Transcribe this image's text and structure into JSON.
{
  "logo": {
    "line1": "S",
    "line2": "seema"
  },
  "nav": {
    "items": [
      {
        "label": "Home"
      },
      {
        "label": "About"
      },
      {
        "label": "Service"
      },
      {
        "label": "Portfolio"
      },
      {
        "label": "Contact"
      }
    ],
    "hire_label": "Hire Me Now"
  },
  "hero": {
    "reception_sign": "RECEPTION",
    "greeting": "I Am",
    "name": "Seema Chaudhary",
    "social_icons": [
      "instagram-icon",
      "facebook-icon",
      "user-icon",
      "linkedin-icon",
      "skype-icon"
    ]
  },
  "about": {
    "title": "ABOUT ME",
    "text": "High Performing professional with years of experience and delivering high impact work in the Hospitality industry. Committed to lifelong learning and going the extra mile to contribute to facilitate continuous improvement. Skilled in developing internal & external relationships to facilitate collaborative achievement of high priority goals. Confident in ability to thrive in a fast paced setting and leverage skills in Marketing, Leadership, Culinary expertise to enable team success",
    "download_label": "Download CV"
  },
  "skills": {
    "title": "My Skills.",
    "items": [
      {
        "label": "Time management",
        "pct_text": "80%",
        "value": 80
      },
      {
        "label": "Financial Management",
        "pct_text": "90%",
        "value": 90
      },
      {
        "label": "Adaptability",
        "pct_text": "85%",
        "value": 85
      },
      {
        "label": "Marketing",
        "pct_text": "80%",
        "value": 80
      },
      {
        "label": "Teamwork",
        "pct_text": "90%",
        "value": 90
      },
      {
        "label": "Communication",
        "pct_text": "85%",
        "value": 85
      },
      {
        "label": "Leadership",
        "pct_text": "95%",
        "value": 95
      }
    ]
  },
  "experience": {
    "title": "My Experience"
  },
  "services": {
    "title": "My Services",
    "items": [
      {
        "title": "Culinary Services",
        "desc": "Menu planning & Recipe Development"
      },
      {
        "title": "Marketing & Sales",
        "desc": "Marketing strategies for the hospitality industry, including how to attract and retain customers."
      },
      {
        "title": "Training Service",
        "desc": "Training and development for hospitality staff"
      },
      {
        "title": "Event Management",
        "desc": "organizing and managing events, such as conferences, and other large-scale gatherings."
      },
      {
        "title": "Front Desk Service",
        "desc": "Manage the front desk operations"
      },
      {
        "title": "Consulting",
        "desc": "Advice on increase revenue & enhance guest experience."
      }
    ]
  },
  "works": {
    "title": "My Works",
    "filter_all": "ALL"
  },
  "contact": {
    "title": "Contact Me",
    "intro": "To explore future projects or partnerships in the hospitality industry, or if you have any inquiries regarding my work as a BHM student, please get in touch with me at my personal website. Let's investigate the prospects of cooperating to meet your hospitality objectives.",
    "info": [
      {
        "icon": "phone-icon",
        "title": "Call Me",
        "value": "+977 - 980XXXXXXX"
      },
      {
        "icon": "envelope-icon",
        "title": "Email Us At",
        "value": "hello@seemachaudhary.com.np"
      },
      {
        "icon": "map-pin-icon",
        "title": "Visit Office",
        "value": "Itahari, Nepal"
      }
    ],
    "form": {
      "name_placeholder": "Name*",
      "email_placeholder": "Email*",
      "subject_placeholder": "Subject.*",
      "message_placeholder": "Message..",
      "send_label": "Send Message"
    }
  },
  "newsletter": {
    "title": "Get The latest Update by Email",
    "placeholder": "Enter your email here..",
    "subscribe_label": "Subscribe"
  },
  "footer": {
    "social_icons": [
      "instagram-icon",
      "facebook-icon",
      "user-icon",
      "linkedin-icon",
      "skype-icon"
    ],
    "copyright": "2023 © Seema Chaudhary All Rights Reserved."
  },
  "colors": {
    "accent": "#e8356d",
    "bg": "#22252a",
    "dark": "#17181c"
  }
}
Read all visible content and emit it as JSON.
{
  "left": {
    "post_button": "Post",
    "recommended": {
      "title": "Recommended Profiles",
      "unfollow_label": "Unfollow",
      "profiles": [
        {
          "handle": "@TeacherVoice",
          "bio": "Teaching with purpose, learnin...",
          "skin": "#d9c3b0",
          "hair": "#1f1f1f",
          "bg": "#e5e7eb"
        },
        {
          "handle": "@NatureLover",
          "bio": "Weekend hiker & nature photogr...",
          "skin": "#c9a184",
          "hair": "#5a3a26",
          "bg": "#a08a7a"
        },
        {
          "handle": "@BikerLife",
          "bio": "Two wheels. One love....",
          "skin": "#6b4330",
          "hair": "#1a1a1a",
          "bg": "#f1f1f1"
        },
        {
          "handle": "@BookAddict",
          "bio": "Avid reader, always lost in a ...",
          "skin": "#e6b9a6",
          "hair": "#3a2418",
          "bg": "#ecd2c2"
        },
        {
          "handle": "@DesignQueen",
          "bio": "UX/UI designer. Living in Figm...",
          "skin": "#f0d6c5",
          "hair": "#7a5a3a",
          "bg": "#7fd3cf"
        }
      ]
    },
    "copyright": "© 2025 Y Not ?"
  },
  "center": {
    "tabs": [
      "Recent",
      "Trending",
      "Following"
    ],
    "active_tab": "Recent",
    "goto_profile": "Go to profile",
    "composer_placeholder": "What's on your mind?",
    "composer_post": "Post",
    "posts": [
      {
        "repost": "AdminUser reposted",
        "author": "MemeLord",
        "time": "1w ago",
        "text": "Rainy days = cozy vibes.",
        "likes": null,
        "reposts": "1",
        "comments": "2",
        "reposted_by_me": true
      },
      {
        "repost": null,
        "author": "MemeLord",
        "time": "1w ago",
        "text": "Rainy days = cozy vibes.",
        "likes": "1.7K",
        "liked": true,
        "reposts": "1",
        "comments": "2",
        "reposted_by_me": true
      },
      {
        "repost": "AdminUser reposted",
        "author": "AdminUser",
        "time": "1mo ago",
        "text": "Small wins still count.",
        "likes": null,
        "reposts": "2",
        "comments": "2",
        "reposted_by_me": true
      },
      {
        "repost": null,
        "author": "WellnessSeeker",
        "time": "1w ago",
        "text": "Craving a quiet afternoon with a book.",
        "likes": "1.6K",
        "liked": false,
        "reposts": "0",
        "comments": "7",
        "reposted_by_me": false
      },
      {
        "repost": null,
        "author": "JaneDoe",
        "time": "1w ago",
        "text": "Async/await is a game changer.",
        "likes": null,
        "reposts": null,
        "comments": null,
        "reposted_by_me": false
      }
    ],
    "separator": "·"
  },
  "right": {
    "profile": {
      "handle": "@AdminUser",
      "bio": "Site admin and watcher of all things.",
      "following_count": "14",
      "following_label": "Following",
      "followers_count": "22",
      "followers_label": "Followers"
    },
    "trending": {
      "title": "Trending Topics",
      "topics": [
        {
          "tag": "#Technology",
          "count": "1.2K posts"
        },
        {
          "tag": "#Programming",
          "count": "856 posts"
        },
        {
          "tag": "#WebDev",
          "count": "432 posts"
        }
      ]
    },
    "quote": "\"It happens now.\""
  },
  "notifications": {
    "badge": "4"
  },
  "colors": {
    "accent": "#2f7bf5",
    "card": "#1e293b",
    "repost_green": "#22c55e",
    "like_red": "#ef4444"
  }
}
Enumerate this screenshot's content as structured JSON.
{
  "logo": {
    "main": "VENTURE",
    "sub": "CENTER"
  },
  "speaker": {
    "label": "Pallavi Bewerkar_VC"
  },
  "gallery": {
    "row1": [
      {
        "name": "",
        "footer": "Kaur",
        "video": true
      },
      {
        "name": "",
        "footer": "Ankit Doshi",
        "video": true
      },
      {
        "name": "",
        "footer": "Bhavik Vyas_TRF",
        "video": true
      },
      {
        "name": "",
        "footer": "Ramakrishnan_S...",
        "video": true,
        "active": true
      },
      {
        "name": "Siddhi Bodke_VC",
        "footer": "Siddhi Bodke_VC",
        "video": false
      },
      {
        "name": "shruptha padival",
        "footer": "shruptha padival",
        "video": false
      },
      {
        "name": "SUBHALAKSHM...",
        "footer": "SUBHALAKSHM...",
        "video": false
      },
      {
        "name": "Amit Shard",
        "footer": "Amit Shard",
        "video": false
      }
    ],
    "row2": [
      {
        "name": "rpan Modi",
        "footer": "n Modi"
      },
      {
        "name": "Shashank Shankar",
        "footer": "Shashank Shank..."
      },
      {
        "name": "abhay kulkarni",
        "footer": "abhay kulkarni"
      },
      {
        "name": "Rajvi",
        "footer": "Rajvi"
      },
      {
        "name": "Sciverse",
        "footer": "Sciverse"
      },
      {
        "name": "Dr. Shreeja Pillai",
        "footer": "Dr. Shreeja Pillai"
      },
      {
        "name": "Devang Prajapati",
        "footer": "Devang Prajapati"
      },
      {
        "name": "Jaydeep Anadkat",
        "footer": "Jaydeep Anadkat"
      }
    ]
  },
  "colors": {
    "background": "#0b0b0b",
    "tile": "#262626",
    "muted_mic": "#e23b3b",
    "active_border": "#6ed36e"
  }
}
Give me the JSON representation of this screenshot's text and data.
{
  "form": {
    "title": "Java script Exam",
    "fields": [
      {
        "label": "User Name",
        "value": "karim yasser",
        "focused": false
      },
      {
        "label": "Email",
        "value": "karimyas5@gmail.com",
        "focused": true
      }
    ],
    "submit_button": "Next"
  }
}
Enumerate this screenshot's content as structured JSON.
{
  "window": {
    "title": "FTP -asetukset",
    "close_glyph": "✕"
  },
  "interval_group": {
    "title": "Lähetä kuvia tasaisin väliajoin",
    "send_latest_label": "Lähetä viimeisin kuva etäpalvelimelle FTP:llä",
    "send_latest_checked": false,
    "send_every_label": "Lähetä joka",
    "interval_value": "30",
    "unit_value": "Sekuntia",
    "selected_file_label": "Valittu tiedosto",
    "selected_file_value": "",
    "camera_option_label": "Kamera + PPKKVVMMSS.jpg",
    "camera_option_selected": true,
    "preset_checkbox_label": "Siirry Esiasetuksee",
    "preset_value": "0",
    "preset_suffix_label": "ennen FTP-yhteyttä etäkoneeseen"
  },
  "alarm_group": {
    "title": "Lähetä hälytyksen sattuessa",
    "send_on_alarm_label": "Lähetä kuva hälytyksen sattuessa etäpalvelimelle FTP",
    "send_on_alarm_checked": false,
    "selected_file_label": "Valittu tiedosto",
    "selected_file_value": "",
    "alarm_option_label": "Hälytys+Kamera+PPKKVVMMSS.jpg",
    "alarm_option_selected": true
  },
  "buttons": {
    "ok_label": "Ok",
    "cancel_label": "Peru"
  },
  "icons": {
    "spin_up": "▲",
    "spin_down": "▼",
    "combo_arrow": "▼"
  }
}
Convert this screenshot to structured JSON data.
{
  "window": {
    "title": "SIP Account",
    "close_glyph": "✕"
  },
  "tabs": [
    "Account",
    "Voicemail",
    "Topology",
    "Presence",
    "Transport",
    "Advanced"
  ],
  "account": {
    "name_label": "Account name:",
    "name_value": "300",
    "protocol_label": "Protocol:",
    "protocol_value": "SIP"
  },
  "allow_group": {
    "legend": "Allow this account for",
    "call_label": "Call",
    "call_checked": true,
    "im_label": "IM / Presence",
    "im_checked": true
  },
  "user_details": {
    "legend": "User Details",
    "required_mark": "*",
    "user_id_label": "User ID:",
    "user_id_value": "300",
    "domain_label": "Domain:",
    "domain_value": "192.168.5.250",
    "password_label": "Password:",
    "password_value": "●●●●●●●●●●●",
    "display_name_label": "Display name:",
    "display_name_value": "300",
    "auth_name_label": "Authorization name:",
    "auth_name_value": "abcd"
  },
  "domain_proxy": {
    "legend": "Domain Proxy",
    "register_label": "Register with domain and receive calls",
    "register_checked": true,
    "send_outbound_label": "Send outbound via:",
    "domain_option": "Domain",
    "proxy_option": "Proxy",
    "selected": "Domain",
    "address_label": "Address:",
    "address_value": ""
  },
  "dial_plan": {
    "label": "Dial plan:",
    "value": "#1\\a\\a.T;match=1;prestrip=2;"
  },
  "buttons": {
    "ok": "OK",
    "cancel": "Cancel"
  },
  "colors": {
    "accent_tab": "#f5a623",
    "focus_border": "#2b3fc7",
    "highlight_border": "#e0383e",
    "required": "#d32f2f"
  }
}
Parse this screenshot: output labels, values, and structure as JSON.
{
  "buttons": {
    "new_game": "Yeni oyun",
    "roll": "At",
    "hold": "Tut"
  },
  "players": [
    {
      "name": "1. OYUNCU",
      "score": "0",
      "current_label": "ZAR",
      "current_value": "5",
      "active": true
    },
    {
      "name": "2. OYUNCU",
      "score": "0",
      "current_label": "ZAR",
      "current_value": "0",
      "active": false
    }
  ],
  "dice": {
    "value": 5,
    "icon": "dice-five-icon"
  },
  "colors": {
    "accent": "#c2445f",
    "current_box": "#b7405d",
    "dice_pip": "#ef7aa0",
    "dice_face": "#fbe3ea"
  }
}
◇ ◇ ◇
Every line above that contains the word "Anadkat" should be reported.

Task output:
        "name": "Jaydeep Anadkat",
        "footer": "Jaydeep Anadkat"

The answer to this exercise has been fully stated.